§ **DATA**:
▬▬▬▬▬▬▬▬▬▬

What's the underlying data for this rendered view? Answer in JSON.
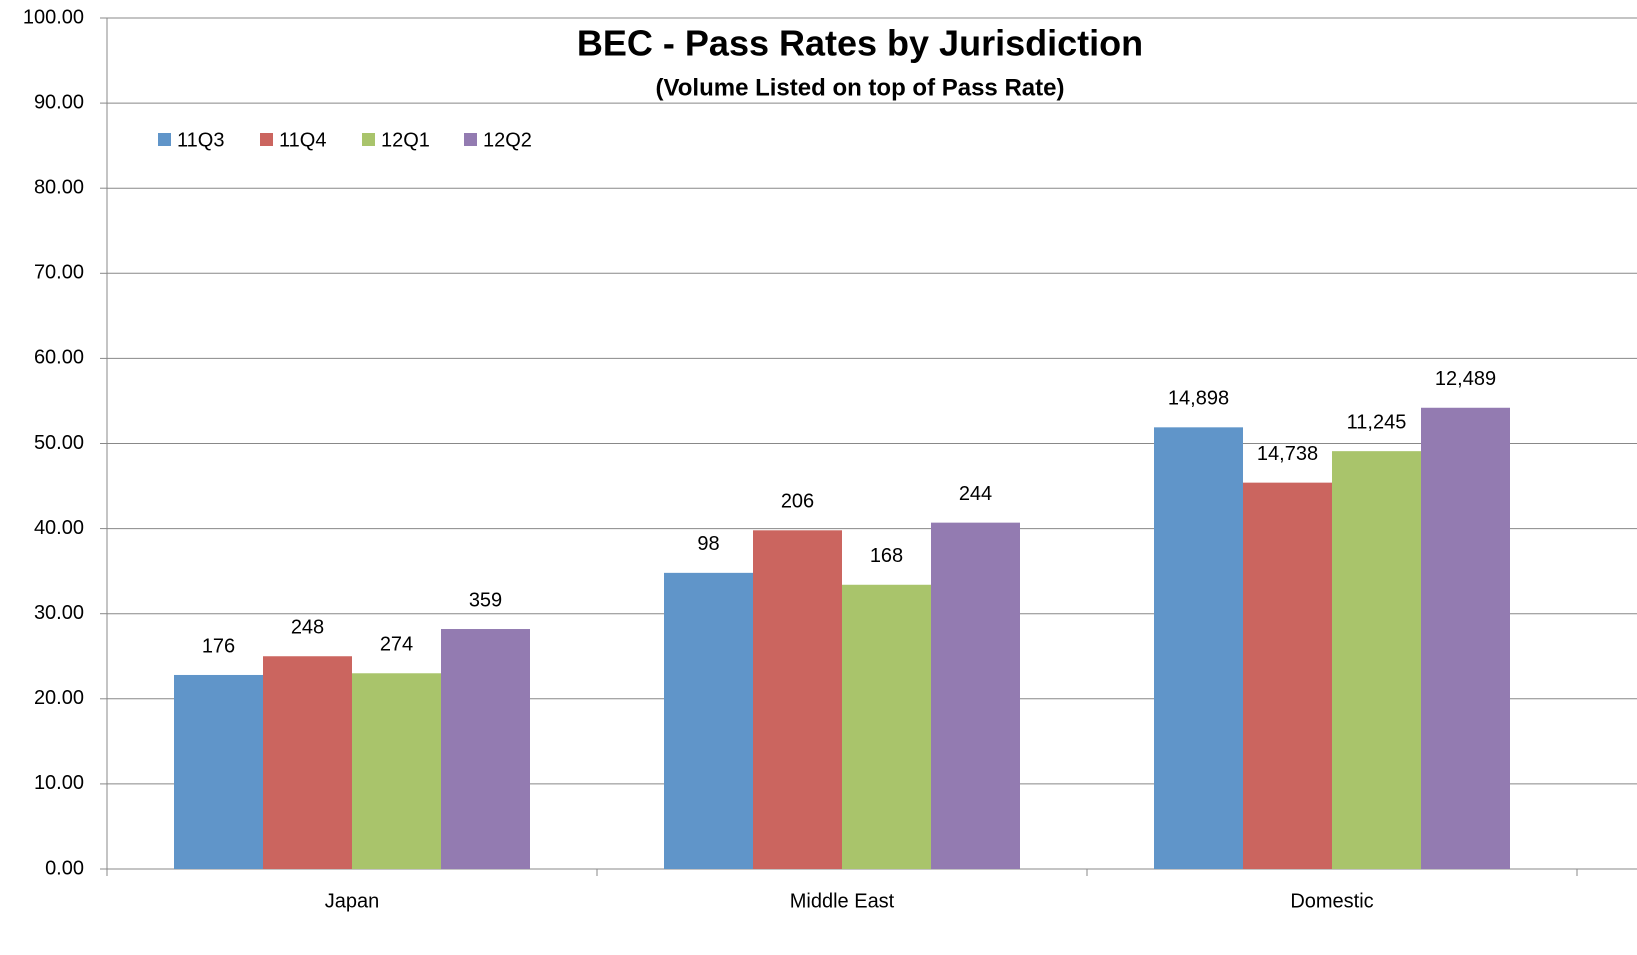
{
  "chart_data": {
    "type": "bar",
    "title": "BEC - Pass Rates by Jurisdiction",
    "subtitle": "(Volume Listed on top of Pass Rate)",
    "categories": [
      "Japan",
      "Middle East",
      "Domestic"
    ],
    "series": [
      {
        "name": "11Q3",
        "color": "#6095c9",
        "values": [
          22.8,
          34.8,
          51.9
        ],
        "volumes": [
          "176",
          "98",
          "14,898"
        ]
      },
      {
        "name": "11Q4",
        "color": "#cb655f",
        "values": [
          25.0,
          39.8,
          45.4
        ],
        "volumes": [
          "248",
          "206",
          "14,738"
        ]
      },
      {
        "name": "12Q1",
        "color": "#a9c46b",
        "values": [
          23.0,
          33.4,
          49.1
        ],
        "volumes": [
          "274",
          "168",
          "11,245"
        ]
      },
      {
        "name": "12Q2",
        "color": "#937bb1",
        "values": [
          28.2,
          40.7,
          54.2
        ],
        "volumes": [
          "359",
          "244",
          "12,489"
        ]
      }
    ],
    "ylim": [
      0,
      100
    ],
    "yticks": [
      {
        "value": 0,
        "label": "0.00"
      },
      {
        "value": 10,
        "label": "10.00"
      },
      {
        "value": 20,
        "label": "20.00"
      },
      {
        "value": 30,
        "label": "30.00"
      },
      {
        "value": 40,
        "label": "40.00"
      },
      {
        "value": 50,
        "label": "50.00"
      },
      {
        "value": 60,
        "label": "60.00"
      },
      {
        "value": 70,
        "label": "70.00"
      },
      {
        "value": 80,
        "label": "80.00"
      },
      {
        "value": 90,
        "label": "90.00"
      },
      {
        "value": 100,
        "label": "100.00"
      }
    ],
    "grid": true,
    "legend": "top-left"
  }
}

▬▬▬▬▬▬▬▬▬▬

§ **WRITTEN PROBLEM**: All lines of the data above that include the word "Pass" must be shown.

§ **COMPLETED TASK**:
    "title": "BEC - Pass Rates by Jurisdiction",
    "subtitle": "(Volume Listed on top of Pass Rate)",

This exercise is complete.